*Extracted data*
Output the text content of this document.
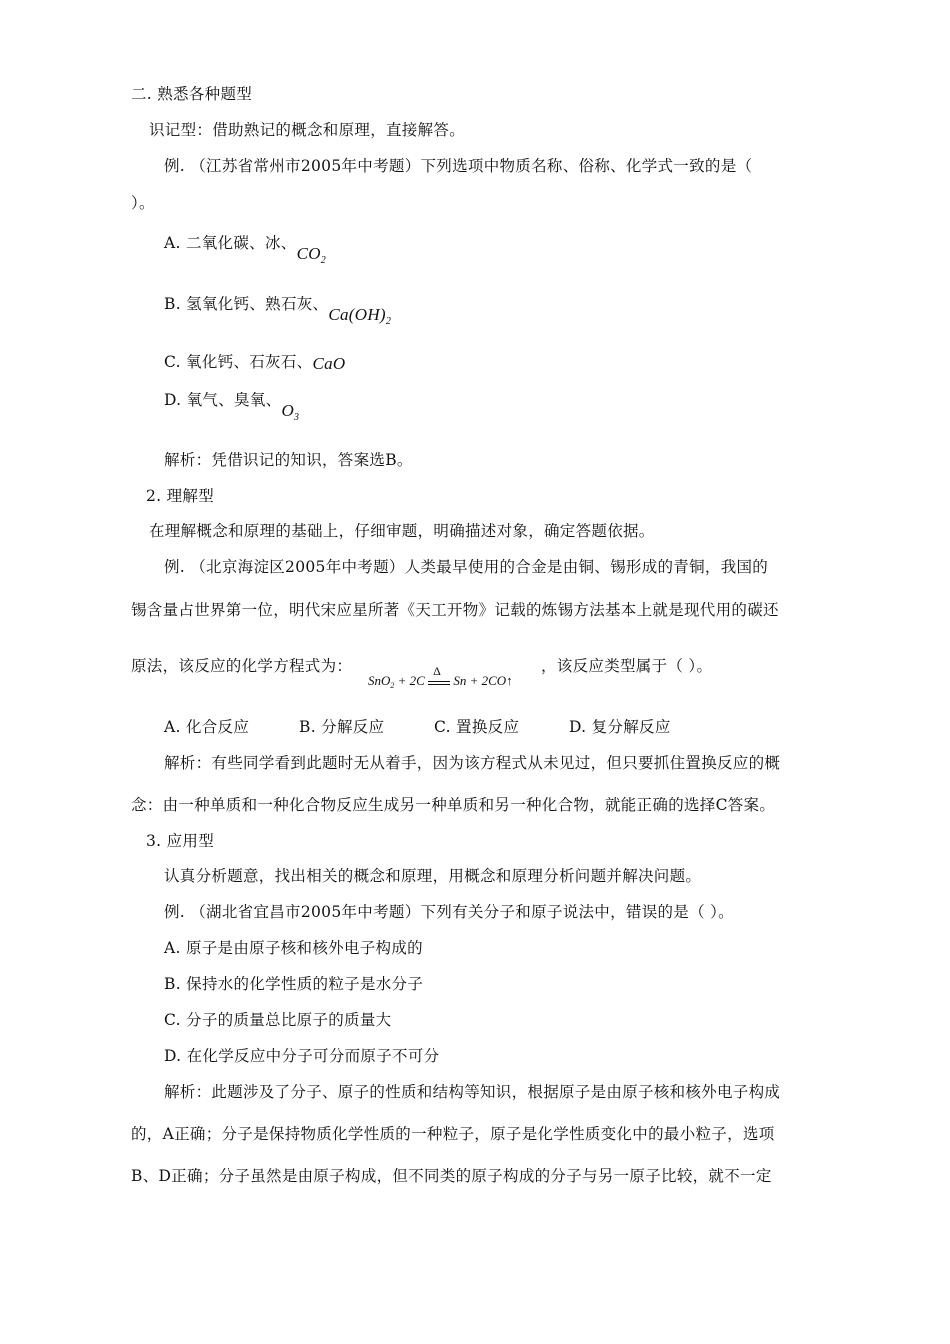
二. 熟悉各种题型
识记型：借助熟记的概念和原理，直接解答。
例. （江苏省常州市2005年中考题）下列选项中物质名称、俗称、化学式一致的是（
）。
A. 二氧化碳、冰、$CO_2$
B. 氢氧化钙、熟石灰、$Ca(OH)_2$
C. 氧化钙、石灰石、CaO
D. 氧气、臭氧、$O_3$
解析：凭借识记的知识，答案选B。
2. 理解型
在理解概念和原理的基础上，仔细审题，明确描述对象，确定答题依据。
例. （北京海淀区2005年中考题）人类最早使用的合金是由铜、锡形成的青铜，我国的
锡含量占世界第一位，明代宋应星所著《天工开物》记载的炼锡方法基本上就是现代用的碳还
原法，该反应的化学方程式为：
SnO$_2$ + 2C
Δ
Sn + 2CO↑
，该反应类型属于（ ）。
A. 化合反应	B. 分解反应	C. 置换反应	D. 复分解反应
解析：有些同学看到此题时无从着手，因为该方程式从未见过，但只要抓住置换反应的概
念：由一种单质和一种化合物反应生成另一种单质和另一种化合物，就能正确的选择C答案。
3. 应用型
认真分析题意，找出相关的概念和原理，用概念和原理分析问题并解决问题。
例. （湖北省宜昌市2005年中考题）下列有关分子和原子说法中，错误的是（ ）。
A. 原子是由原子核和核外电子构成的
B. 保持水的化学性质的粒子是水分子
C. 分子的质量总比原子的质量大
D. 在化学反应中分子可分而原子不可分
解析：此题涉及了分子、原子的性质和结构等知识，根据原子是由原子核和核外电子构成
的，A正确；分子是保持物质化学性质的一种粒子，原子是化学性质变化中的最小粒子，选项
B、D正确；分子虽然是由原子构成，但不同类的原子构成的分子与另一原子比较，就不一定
* * *
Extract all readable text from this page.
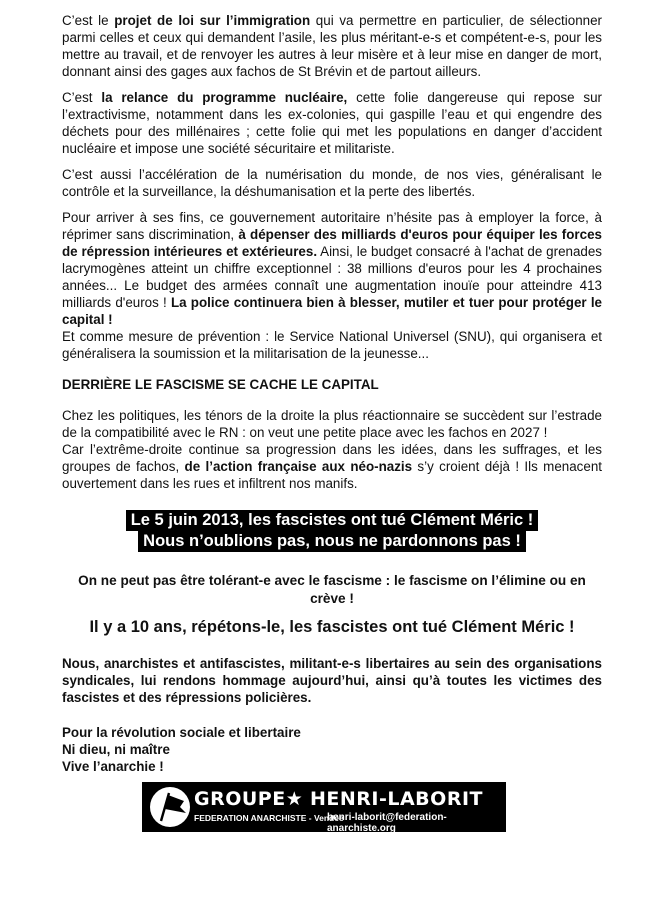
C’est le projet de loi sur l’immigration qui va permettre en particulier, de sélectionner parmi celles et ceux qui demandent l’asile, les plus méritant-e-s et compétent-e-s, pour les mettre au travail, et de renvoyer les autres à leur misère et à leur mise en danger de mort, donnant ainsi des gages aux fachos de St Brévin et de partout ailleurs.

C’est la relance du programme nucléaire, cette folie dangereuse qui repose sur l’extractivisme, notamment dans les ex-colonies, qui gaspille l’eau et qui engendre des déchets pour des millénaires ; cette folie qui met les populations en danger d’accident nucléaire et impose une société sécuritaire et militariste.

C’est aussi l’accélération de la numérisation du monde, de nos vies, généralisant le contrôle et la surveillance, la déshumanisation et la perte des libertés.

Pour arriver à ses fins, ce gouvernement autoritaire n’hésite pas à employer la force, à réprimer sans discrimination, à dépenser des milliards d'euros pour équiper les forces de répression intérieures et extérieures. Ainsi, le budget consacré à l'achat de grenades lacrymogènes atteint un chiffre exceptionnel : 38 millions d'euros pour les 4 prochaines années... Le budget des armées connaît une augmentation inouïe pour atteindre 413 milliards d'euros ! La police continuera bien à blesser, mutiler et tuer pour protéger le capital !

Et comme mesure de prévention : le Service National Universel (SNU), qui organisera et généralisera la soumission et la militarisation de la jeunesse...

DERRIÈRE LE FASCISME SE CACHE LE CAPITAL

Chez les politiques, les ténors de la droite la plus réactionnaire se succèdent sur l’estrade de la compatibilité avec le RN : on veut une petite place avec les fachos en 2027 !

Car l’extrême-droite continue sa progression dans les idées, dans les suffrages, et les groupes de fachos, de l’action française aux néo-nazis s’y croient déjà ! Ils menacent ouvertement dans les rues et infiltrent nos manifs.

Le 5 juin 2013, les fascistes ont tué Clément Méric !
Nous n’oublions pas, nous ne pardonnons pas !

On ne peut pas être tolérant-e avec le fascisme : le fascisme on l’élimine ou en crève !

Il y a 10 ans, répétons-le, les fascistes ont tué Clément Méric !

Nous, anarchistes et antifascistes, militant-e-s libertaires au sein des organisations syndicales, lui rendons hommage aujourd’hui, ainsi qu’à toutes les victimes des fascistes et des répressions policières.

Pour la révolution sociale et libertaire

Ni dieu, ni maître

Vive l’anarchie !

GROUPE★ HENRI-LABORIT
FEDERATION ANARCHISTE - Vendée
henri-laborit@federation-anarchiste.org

*Exercise details*
Identify the lines that contain the string "dans", and copy every one of them.

*Answer to the problem*
C’est la relance du programme nucléaire, cette folie dangereuse qui repose sur l’extractivisme, notamment dans les ex-colonies, qui gaspille l’eau et qui engendre des déchets pour des millénaires ; cette folie qui met les populations en danger d’accident nucléaire et impose une société sécuritaire et militariste.
Car l’extrême-droite continue sa progression dans les idées, dans les suffrages, et les groupes de fachos, de l’action française aux néo-nazis s’y croient déjà ! Ils menacent ouvertement dans les rues et infiltrent nos manifs.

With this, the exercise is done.